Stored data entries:
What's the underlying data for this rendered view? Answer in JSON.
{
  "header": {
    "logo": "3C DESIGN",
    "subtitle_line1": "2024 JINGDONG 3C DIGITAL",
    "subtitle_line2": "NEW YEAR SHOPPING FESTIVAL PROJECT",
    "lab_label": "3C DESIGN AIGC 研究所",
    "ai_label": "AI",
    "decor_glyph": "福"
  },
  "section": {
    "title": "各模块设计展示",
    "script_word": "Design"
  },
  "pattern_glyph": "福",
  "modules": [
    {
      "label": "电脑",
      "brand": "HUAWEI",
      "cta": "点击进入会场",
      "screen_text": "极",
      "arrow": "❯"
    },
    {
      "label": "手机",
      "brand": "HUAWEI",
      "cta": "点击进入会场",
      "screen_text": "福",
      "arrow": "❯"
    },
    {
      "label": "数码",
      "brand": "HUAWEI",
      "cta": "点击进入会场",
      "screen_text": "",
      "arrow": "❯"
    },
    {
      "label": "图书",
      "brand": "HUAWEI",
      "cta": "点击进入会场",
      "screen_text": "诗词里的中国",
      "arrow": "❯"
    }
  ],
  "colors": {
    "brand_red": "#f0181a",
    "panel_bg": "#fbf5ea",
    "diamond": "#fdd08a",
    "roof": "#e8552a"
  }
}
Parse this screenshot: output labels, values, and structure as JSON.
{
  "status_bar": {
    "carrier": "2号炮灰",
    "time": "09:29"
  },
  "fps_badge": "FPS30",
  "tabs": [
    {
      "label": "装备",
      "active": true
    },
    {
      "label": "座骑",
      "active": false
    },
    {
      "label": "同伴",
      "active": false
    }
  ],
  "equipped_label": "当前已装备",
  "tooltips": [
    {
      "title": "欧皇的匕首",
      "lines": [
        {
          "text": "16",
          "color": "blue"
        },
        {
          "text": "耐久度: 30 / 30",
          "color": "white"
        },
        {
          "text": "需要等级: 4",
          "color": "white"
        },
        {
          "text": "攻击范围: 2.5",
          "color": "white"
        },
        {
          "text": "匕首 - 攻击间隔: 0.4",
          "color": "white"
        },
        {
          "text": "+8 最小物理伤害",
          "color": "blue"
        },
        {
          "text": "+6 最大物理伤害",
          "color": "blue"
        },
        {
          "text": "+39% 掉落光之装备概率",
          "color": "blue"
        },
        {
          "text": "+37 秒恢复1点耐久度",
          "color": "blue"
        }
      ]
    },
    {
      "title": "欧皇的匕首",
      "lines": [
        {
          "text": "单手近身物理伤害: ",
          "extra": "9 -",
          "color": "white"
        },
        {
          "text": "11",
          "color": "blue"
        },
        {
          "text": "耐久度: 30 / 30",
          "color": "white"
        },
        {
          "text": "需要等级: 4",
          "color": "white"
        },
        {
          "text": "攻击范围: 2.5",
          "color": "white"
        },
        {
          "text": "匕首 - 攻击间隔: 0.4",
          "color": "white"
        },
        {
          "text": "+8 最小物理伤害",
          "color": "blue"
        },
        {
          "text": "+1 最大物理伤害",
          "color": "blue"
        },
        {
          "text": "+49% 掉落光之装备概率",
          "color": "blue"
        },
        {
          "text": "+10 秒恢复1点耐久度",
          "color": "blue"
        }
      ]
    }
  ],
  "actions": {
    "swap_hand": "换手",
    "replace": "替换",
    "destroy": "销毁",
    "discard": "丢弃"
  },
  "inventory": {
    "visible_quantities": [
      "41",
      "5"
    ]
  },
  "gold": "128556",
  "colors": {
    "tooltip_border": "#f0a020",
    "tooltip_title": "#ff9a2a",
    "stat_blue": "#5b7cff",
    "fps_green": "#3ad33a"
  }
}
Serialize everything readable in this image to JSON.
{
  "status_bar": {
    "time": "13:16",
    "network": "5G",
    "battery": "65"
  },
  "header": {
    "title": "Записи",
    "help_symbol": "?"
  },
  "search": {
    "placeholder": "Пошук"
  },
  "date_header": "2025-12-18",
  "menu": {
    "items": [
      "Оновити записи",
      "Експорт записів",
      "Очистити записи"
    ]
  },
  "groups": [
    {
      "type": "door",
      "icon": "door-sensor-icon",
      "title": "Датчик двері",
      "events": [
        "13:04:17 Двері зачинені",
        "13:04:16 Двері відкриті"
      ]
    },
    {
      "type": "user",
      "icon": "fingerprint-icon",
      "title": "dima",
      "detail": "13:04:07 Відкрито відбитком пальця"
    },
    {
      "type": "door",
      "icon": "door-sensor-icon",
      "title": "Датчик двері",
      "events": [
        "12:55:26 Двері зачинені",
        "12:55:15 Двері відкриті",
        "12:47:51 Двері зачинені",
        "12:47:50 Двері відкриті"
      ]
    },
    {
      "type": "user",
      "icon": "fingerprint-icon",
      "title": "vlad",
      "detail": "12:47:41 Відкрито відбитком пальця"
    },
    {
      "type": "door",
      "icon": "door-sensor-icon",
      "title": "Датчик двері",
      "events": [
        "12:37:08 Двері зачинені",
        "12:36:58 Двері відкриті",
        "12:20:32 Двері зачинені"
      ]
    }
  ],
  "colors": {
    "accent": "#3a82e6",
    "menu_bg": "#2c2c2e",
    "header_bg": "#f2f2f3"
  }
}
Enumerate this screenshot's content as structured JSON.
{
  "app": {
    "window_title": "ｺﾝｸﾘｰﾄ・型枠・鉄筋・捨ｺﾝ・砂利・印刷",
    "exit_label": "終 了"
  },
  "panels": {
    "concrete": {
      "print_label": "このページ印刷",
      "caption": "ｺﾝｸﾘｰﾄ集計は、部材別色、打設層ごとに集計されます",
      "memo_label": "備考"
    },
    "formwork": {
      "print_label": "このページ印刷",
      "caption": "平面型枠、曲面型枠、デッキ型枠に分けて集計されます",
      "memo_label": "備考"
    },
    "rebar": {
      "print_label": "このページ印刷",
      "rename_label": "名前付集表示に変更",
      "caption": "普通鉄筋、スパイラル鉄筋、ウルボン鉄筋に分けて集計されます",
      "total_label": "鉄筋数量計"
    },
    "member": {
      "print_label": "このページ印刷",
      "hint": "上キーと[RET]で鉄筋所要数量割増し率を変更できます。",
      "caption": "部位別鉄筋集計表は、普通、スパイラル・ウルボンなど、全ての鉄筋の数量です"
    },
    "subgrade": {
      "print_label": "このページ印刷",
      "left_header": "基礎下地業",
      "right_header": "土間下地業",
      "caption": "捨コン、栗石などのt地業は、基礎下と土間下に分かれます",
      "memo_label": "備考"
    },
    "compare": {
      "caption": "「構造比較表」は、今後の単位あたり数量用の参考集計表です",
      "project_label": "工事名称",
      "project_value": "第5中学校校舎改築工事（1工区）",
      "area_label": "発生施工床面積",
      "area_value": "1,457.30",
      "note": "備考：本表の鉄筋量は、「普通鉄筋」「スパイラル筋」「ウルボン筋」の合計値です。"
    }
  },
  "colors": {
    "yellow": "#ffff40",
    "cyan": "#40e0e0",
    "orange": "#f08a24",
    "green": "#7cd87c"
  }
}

- Problem
Copy the material above back out, exactly as written.

- Solution to the problem
What's the underlying data for this rendered view? Answer in JSON.
{
  "header": {
    "logo": "3C DESIGN",
    "subtitle_line1": "2024 JINGDONG 3C DIGITAL",
    "subtitle_line2": "NEW YEAR SHOPPING FESTIVAL PROJECT",
    "lab_label": "3C DESIGN AIGC 研究所",
    "ai_label": "AI",
    "decor_glyph": "福"
  },
  "section": {
    "title": "各模块设计展示",
    "script_word": "Design"
  },
  "pattern_glyph": "福",
  "modules": [
    {
      "label": "电脑",
      "brand": "HUAWEI",
      "cta": "点击进入会场",
      "screen_text": "极",
      "arrow": "❯"
    },
    {
      "label": "手机",
      "brand": "HUAWEI",
      "cta": "点击进入会场",
      "screen_text": "福",
      "arrow": "❯"
    },
    {
      "label": "数码",
      "brand": "HUAWEI",
      "cta": "点击进入会场",
      "screen_text": "",
      "arrow": "❯"
    },
    {
      "label": "图书",
      "brand": "HUAWEI",
      "cta": "点击进入会场",
      "screen_text": "诗词里的中国",
      "arrow": "❯"
    }
  ],
  "colors": {
    "brand_red": "#f0181a",
    "panel_bg": "#fbf5ea",
    "diamond": "#fdd08a",
    "roof": "#e8552a"
  }
}
Parse this screenshot: output labels, values, and structure as JSON.
{
  "status_bar": {
    "carrier": "2号炮灰",
    "time": "09:29"
  },
  "fps_badge": "FPS30",
  "tabs": [
    {
      "label": "装备",
      "active": true
    },
    {
      "label": "座骑",
      "active": false
    },
    {
      "label": "同伴",
      "active": false
    }
  ],
  "equipped_label": "当前已装备",
  "tooltips": [
    {
      "title": "欧皇的匕首",
      "lines": [
        {
          "text": "16",
          "color": "blue"
        },
        {
          "text": "耐久度: 30 / 30",
          "color": "white"
        },
        {
          "text": "需要等级: 4",
          "color": "white"
        },
        {
          "text": "攻击范围: 2.5",
          "color": "white"
        },
        {
          "text": "匕首 - 攻击间隔: 0.4",
          "color": "white"
        },
        {
          "text": "+8 最小物理伤害",
          "color": "blue"
        },
        {
          "text": "+6 最大物理伤害",
          "color": "blue"
        },
        {
          "text": "+39% 掉落光之装备概率",
          "color": "blue"
        },
        {
          "text": "+37 秒恢复1点耐久度",
          "color": "blue"
        }
      ]
    },
    {
      "title": "欧皇的匕首",
      "lines": [
        {
          "text": "单手近身物理伤害: ",
          "extra": "9 -",
          "color": "white"
        },
        {
          "text": "11",
          "color": "blue"
        },
        {
          "text": "耐久度: 30 / 30",
          "color": "white"
        },
        {
          "text": "需要等级: 4",
          "color": "white"
        },
        {
          "text": "攻击范围: 2.5",
          "color": "white"
        },
        {
          "text": "匕首 - 攻击间隔: 0.4",
          "color": "white"
        },
        {
          "text": "+8 最小物理伤害",
          "color": "blue"
        },
        {
          "text": "+1 最大物理伤害",
          "color": "blue"
        },
        {
          "text": "+49% 掉落光之装备概率",
          "color": "blue"
        },
        {
          "text": "+10 秒恢复1点耐久度",
          "color": "blue"
        }
      ]
    }
  ],
  "actions": {
    "swap_hand": "换手",
    "replace": "替换",
    "destroy": "销毁",
    "discard": "丢弃"
  },
  "inventory": {
    "visible_quantities": [
      "41",
      "5"
    ]
  },
  "gold": "128556",
  "colors": {
    "tooltip_border": "#f0a020",
    "tooltip_title": "#ff9a2a",
    "stat_blue": "#5b7cff",
    "fps_green": "#3ad33a"
  }
}
Serialize everything readable in this image to JSON.
{
  "status_bar": {
    "time": "13:16",
    "network": "5G",
    "battery": "65"
  },
  "header": {
    "title": "Записи",
    "help_symbol": "?"
  },
  "search": {
    "placeholder": "Пошук"
  },
  "date_header": "2025-12-18",
  "menu": {
    "items": [
      "Оновити записи",
      "Експорт записів",
      "Очистити записи"
    ]
  },
  "groups": [
    {
      "type": "door",
      "icon": "door-sensor-icon",
      "title": "Датчик двері",
      "events": [
        "13:04:17 Двері зачинені",
        "13:04:16 Двері відкриті"
      ]
    },
    {
      "type": "user",
      "icon": "fingerprint-icon",
      "title": "dima",
      "detail": "13:04:07 Відкрито відбитком пальця"
    },
    {
      "type": "door",
      "icon": "door-sensor-icon",
      "title": "Датчик двері",
      "events": [
        "12:55:26 Двері зачинені",
        "12:55:15 Двері відкриті",
        "12:47:51 Двері зачинені",
        "12:47:50 Двері відкриті"
      ]
    },
    {
      "type": "user",
      "icon": "fingerprint-icon",
      "title": "vlad",
      "detail": "12:47:41 Відкрито відбитком пальця"
    },
    {
      "type": "door",
      "icon": "door-sensor-icon",
      "title": "Датчик двері",
      "events": [
        "12:37:08 Двері зачинені",
        "12:36:58 Двері відкриті",
        "12:20:32 Двері зачинені"
      ]
    }
  ],
  "colors": {
    "accent": "#3a82e6",
    "menu_bg": "#2c2c2e",
    "header_bg": "#f2f2f3"
  }
}
Enumerate this screenshot's content as structured JSON.
{
  "app": {
    "window_title": "ｺﾝｸﾘｰﾄ・型枠・鉄筋・捨ｺﾝ・砂利・印刷",
    "exit_label": "終 了"
  },
  "panels": {
    "concrete": {
      "print_label": "このページ印刷",
      "caption": "ｺﾝｸﾘｰﾄ集計は、部材別色、打設層ごとに集計されます",
      "memo_label": "備考"
    },
    "formwork": {
      "print_label": "このページ印刷",
      "caption": "平面型枠、曲面型枠、デッキ型枠に分けて集計されます",
      "memo_label": "備考"
    },
    "rebar": {
      "print_label": "このページ印刷",
      "rename_label": "名前付集表示に変更",
      "caption": "普通鉄筋、スパイラル鉄筋、ウルボン鉄筋に分けて集計されます",
      "total_label": "鉄筋数量計"
    },
    "member": {
      "print_label": "このページ印刷",
      "hint": "上キーと[RET]で鉄筋所要数量割増し率を変更できます。",
      "caption": "部位別鉄筋集計表は、普通、スパイラル・ウルボンなど、全ての鉄筋の数量です"
    },
    "subgrade": {
      "print_label": "このページ印刷",
      "left_header": "基礎下地業",
      "right_header": "土間下地業",
      "caption": "捨コン、栗石などのt地業は、基礎下と土間下に分かれます",
      "memo_label": "備考"
    },
    "compare": {
      "caption": "「構造比較表」は、今後の単位あたり数量用の参考集計表です",
      "project_label": "工事名称",
      "project_value": "第5中学校校舎改築工事（1工区）",
      "area_label": "発生施工床面積",
      "area_value": "1,457.30",
      "note": "備考：本表の鉄筋量は、「普通鉄筋」「スパイラル筋」「ウルボン筋」の合計値です。"
    }
  },
  "colors": {
    "yellow": "#ffff40",
    "cyan": "#40e0e0",
    "orange": "#f08a24",
    "green": "#7cd87c"
  }
}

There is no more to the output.